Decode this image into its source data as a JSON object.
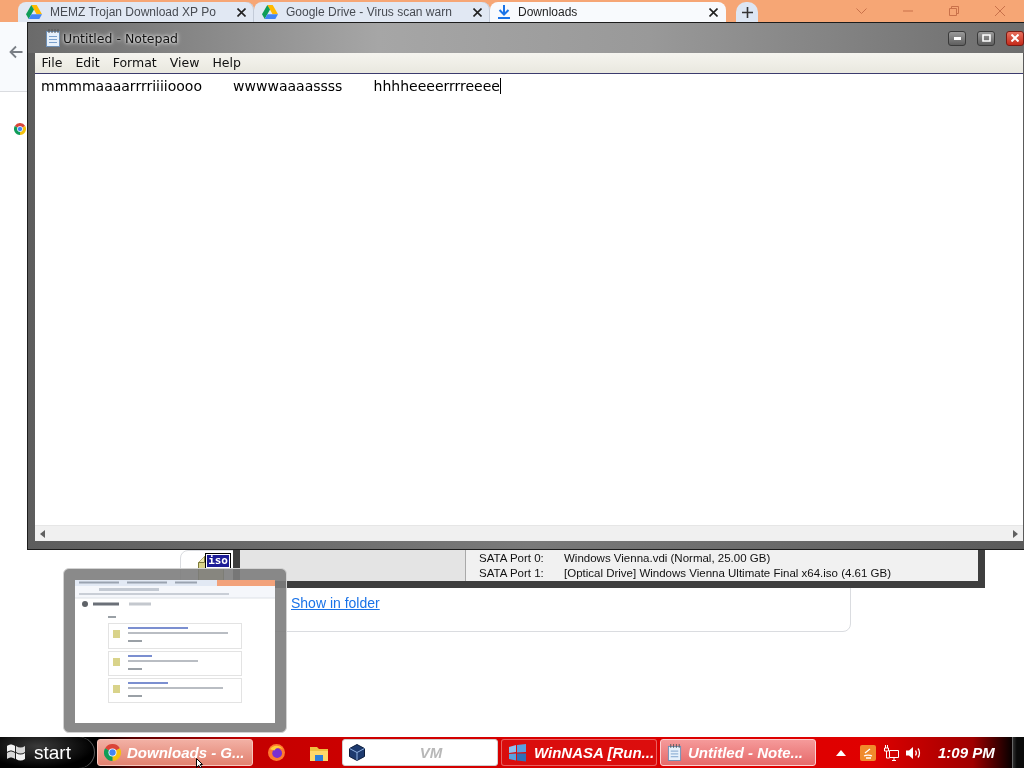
{
  "browser": {
    "tabs": [
      {
        "kind": "drive",
        "title": "MEMZ Trojan Download XP Po",
        "selected": false
      },
      {
        "kind": "drive",
        "title": "Google Drive - Virus scan warn",
        "selected": false
      },
      {
        "kind": "download",
        "title": "Downloads",
        "selected": true
      }
    ],
    "download": {
      "file_type": "iso",
      "link": "Show in folder"
    }
  },
  "notepad": {
    "title": "Untitled - Notepad",
    "menu": [
      "File",
      "Edit",
      "Format",
      "View",
      "Help"
    ],
    "text": "mmmmaaaarrrriiiioooo       wwwwaaaassss       hhhheeeerrrreeee"
  },
  "vm_details": {
    "rows": [
      {
        "label": "SATA Port 0:",
        "value": "Windows Vienna.vdi (Normal, 25.00 GB)"
      },
      {
        "label": "SATA Port 1:",
        "value": "[Optical Drive] Windows Vienna Ultimate Final x64.iso (4.61 GB)"
      }
    ]
  },
  "taskbar": {
    "start": "start",
    "items": [
      {
        "kind": "browser",
        "label": "Downloads - G...",
        "selected": false,
        "hovered": true
      },
      {
        "kind": "firefox",
        "selected": false,
        "hovered": false
      },
      {
        "kind": "folder",
        "selected": false,
        "hovered": false
      },
      {
        "kind": "vm_manager",
        "label": "VM",
        "selected": false,
        "hovered": false
      },
      {
        "kind": "vm",
        "label": "WinNASA [Run...",
        "selected": false,
        "hovered": false
      },
      {
        "kind": "editor",
        "label": "Untitled - Note...",
        "selected": true,
        "hovered": false
      }
    ],
    "clock": "1:09 PM"
  }
}
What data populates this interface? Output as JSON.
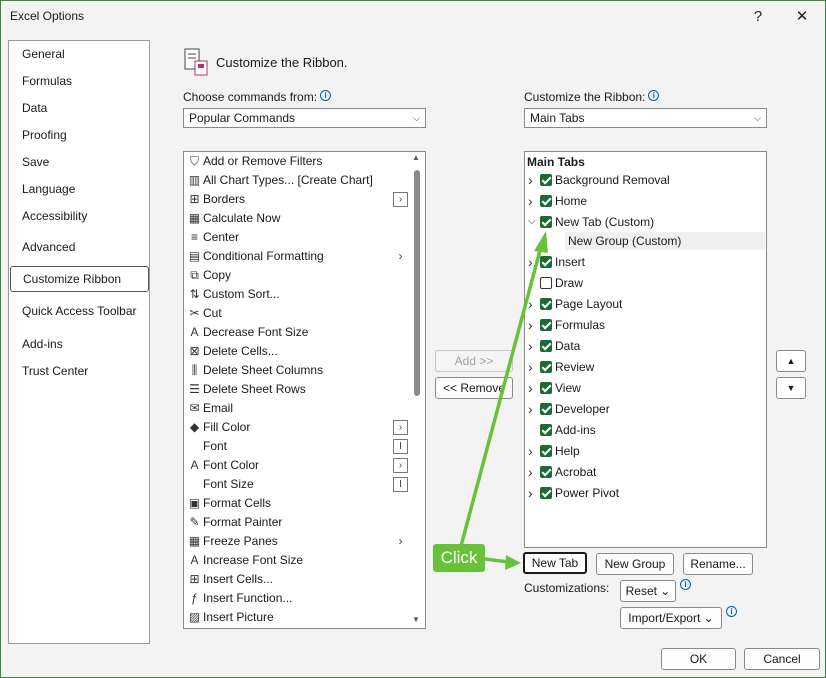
{
  "window": {
    "title": "Excel Options",
    "help_label": "?",
    "close_label": "✕"
  },
  "nav": {
    "items": [
      "General",
      "Formulas",
      "Data",
      "Proofing",
      "Save",
      "Language",
      "Accessibility",
      "Advanced",
      "Customize Ribbon",
      "Quick Access Toolbar",
      "Add-ins",
      "Trust Center"
    ],
    "selected": "Customize Ribbon"
  },
  "main": {
    "title": "Customize the Ribbon."
  },
  "left": {
    "choose_label": "Choose commands from:",
    "choose_value": "Popular Commands",
    "commands": [
      {
        "label": "Add or Remove Filters",
        "icon": "filter-icon"
      },
      {
        "label": "All Chart Types... [Create Chart]",
        "icon": "chart-icon"
      },
      {
        "label": "Borders",
        "icon": "borders-icon",
        "sub": "|>"
      },
      {
        "label": "Calculate Now",
        "icon": "calculator-icon"
      },
      {
        "label": "Center",
        "icon": "center-align-icon"
      },
      {
        "label": "Conditional Formatting",
        "icon": "conditional-formatting-icon",
        "sub": ">"
      },
      {
        "label": "Copy",
        "icon": "copy-icon"
      },
      {
        "label": "Custom Sort...",
        "icon": "sort-icon"
      },
      {
        "label": "Cut",
        "icon": "scissors-icon"
      },
      {
        "label": "Decrease Font Size",
        "icon": "decrease-font-icon"
      },
      {
        "label": "Delete Cells...",
        "icon": "delete-cells-icon"
      },
      {
        "label": "Delete Sheet Columns",
        "icon": "delete-columns-icon"
      },
      {
        "label": "Delete Sheet Rows",
        "icon": "delete-rows-icon"
      },
      {
        "label": "Email",
        "icon": "email-icon"
      },
      {
        "label": "Fill Color",
        "icon": "fill-color-icon",
        "sub": "|>"
      },
      {
        "label": "Font",
        "icon": "",
        "sub": "I~"
      },
      {
        "label": "Font Color",
        "icon": "font-color-icon",
        "sub": "|>"
      },
      {
        "label": "Font Size",
        "icon": "",
        "sub": "I~"
      },
      {
        "label": "Format Cells",
        "icon": "format-cells-icon"
      },
      {
        "label": "Format Painter",
        "icon": "paintbrush-icon"
      },
      {
        "label": "Freeze Panes",
        "icon": "freeze-panes-icon",
        "sub": ">"
      },
      {
        "label": "Increase Font Size",
        "icon": "increase-font-icon"
      },
      {
        "label": "Insert Cells...",
        "icon": "insert-cells-icon"
      },
      {
        "label": "Insert Function...",
        "icon": "function-icon"
      },
      {
        "label": "Insert Picture",
        "icon": "picture-icon"
      }
    ]
  },
  "middle": {
    "add_label": "Add >>",
    "remove_label": "<< Remove"
  },
  "right": {
    "customize_label": "Customize the Ribbon:",
    "customize_value": "Main Tabs",
    "tree_header": "Main Tabs",
    "tabs": [
      {
        "label": "Background Removal",
        "checked": true,
        "expander": ">"
      },
      {
        "label": "Home",
        "checked": true,
        "expander": ">"
      },
      {
        "label": "New Tab (Custom)",
        "checked": true,
        "expander": "v"
      },
      {
        "label": "Insert",
        "checked": true,
        "expander": ">"
      },
      {
        "label": "Draw",
        "checked": false,
        "expander": ""
      },
      {
        "label": "Page Layout",
        "checked": true,
        "expander": ">"
      },
      {
        "label": "Formulas",
        "checked": true,
        "expander": ">"
      },
      {
        "label": "Data",
        "checked": true,
        "expander": ">"
      },
      {
        "label": "Review",
        "checked": true,
        "expander": ">"
      },
      {
        "label": "View",
        "checked": true,
        "expander": ">"
      },
      {
        "label": "Developer",
        "checked": true,
        "expander": ">"
      },
      {
        "label": "Add-ins",
        "checked": true,
        "expander": ""
      },
      {
        "label": "Help",
        "checked": true,
        "expander": ">"
      },
      {
        "label": "Acrobat",
        "checked": true,
        "expander": ">"
      },
      {
        "label": "Power Pivot",
        "checked": true,
        "expander": ">"
      }
    ],
    "new_group": "New Group (Custom)",
    "new_tab_label": "New Tab",
    "new_group_label": "New Group",
    "rename_label": "Rename...",
    "customizations_label": "Customizations:",
    "reset_label": "Reset ⌄",
    "import_export_label": "Import/Export ⌄",
    "move_up": "▲",
    "move_down": "▼"
  },
  "footer": {
    "ok_label": "OK",
    "cancel_label": "Cancel"
  },
  "annotation": {
    "callout_text": "Click",
    "color": "#67c23a"
  }
}
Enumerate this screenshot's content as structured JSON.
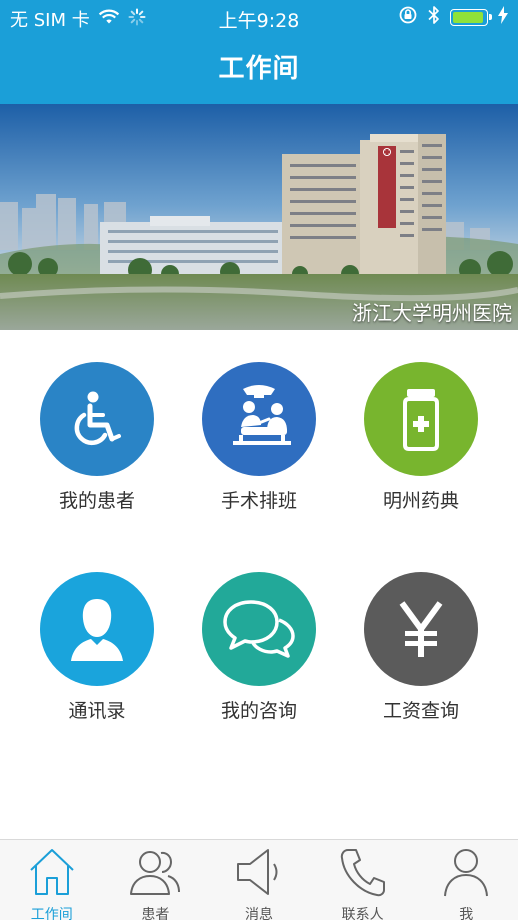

**INSTRUCTIONS TO FOLLOW**
Would you please retype all the data exactly? Leave out whatever pictures it holds.

**RESPONSE TO THE EXERCISE**
Decode this image into its source data as a JSON object.
{
  "browser": {
    "tabs": [
      {
        "kind": "drive",
        "title": "MEMZ Trojan Download XP Po",
        "selected": false
      },
      {
        "kind": "drive",
        "title": "Google Drive - Virus scan warn",
        "selected": false
      },
      {
        "kind": "download",
        "title": "Downloads",
        "selected": true
      }
    ],
    "download": {
      "file_type": "iso",
      "link": "Show in folder"
    }
  },
  "notepad": {
    "title": "Untitled - Notepad",
    "menu": [
      "File",
      "Edit",
      "Format",
      "View",
      "Help"
    ],
    "text": "mmmmaaaarrrriiiioooo       wwwwaaaassss       hhhheeeerrrreeee"
  },
  "vm_details": {
    "rows": [
      {
        "label": "SATA Port 0:",
        "value": "Windows Vienna.vdi (Normal, 25.00 GB)"
      },
      {
        "label": "SATA Port 1:",
        "value": "[Optical Drive] Windows Vienna Ultimate Final x64.iso (4.61 GB)"
      }
    ]
  },
  "taskbar": {
    "start": "start",
    "items": [
      {
        "kind": "browser",
        "label": "Downloads - G...",
        "selected": false,
        "hovered": true
      },
      {
        "kind": "firefox",
        "selected": false,
        "hovered": false
      },
      {
        "kind": "folder",
        "selected": false,
        "hovered": false
      },
      {
        "kind": "vm_manager",
        "label": "VM",
        "selected": false,
        "hovered": false
      },
      {
        "kind": "vm",
        "label": "WinNASA [Run...",
        "selected": false,
        "hovered": false
      },
      {
        "kind": "editor",
        "label": "Untitled - Note...",
        "selected": true,
        "hovered": false
      }
    ],
    "clock": "1:09 PM"
  }
}
What data populates this interface? Output as JSON.
{
  "window": {
    "title": "Excel Options",
    "help_label": "?",
    "close_label": "✕"
  },
  "nav": {
    "items": [
      "General",
      "Formulas",
      "Data",
      "Proofing",
      "Save",
      "Language",
      "Accessibility",
      "Advanced",
      "Customize Ribbon",
      "Quick Access Toolbar",
      "Add-ins",
      "Trust Center"
    ],
    "selected": "Customize Ribbon"
  },
  "main": {
    "title": "Customize the Ribbon."
  },
  "left": {
    "choose_label": "Choose commands from:",
    "choose_value": "Popular Commands",
    "commands": [
      {
        "label": "Add or Remove Filters",
        "icon": "filter-icon"
      },
      {
        "label": "All Chart Types... [Create Chart]",
        "icon": "chart-icon"
      },
      {
        "label": "Borders",
        "icon": "borders-icon",
        "sub": "|>"
      },
      {
        "label": "Calculate Now",
        "icon": "calculator-icon"
      },
      {
        "label": "Center",
        "icon": "center-align-icon"
      },
      {
        "label": "Conditional Formatting",
        "icon": "conditional-formatting-icon",
        "sub": ">"
      },
      {
        "label": "Copy",
        "icon": "copy-icon"
      },
      {
        "label": "Custom Sort...",
        "icon": "sort-icon"
      },
      {
        "label": "Cut",
        "icon": "scissors-icon"
      },
      {
        "label": "Decrease Font Size",
        "icon": "decrease-font-icon"
      },
      {
        "label": "Delete Cells...",
        "icon": "delete-cells-icon"
      },
      {
        "label": "Delete Sheet Columns",
        "icon": "delete-columns-icon"
      },
      {
        "label": "Delete Sheet Rows",
        "icon": "delete-rows-icon"
      },
      {
        "label": "Email",
        "icon": "email-icon"
      },
      {
        "label": "Fill Color",
        "icon": "fill-color-icon",
        "sub": "|>"
      },
      {
        "label": "Font",
        "icon": "",
        "sub": "I~"
      },
      {
        "label": "Font Color",
        "icon": "font-color-icon",
        "sub": "|>"
      },
      {
        "label": "Font Size",
        "icon": "",
        "sub": "I~"
      },
      {
        "label": "Format Cells",
        "icon": "format-cells-icon"
      },
      {
        "label": "Format Painter",
        "icon": "paintbrush-icon"
      },
      {
        "label": "Freeze Panes",
        "icon": "freeze-panes-icon",
        "sub": ">"
      },
      {
        "label": "Increase Font Size",
        "icon": "increase-font-icon"
      },
      {
        "label": "Insert Cells...",
        "icon": "insert-cells-icon"
      },
      {
        "label": "Insert Function...",
        "icon": "function-icon"
      },
      {
        "label": "Insert Picture",
        "icon": "picture-icon"
      }
    ]
  },
  "middle": {
    "add_label": "Add >>",
    "remove_label": "<< Remove"
  },
  "right": {
    "customize_label": "Customize the Ribbon:",
    "customize_value": "Main Tabs",
    "tree_header": "Main Tabs",
    "tabs": [
      {
        "label": "Background Removal",
        "checked": true,
        "expander": ">"
      },
      {
        "label": "Home",
        "checked": true,
        "expander": ">"
      },
      {
        "label": "New Tab (Custom)",
        "checked": true,
        "expander": "v"
      },
      {
        "label": "Insert",
        "checked": true,
        "expander": ">"
      },
      {
        "label": "Draw",
        "checked": false,
        "expander": ""
      },
      {
        "label": "Page Layout",
        "checked": true,
        "expander": ">"
      },
      {
        "label": "Formulas",
        "checked": true,
        "expander": ">"
      },
      {
        "label": "Data",
        "checked": true,
        "expander": ">"
      },
      {
        "label": "Review",
        "checked": true,
        "expander": ">"
      },
      {
        "label": "View",
        "checked": true,
        "expander": ">"
      },
      {
        "label": "Developer",
        "checked": true,
        "expander": ">"
      },
      {
        "label": "Add-ins",
        "checked": true,
        "expander": ""
      },
      {
        "label": "Help",
        "checked": true,
        "expander": ">"
      },
      {
        "label": "Acrobat",
        "checked": true,
        "expander": ">"
      },
      {
        "label": "Power Pivot",
        "checked": true,
        "expander": ">"
      }
    ],
    "new_group": "New Group (Custom)",
    "new_tab_label": "New Tab",
    "new_group_label": "New Group",
    "rename_label": "Rename...",
    "customizations_label": "Customizations:",
    "reset_label": "Reset ⌄",
    "import_export_label": "Import/Export ⌄",
    "move_up": "▲",
    "move_down": "▼"
  },
  "footer": {
    "ok_label": "OK",
    "cancel_label": "Cancel"
  },
  "annotation": {
    "callout_text": "Click",
    "color": "#67c23a"
  }
}
Enumerate this screenshot's content as structured JSON.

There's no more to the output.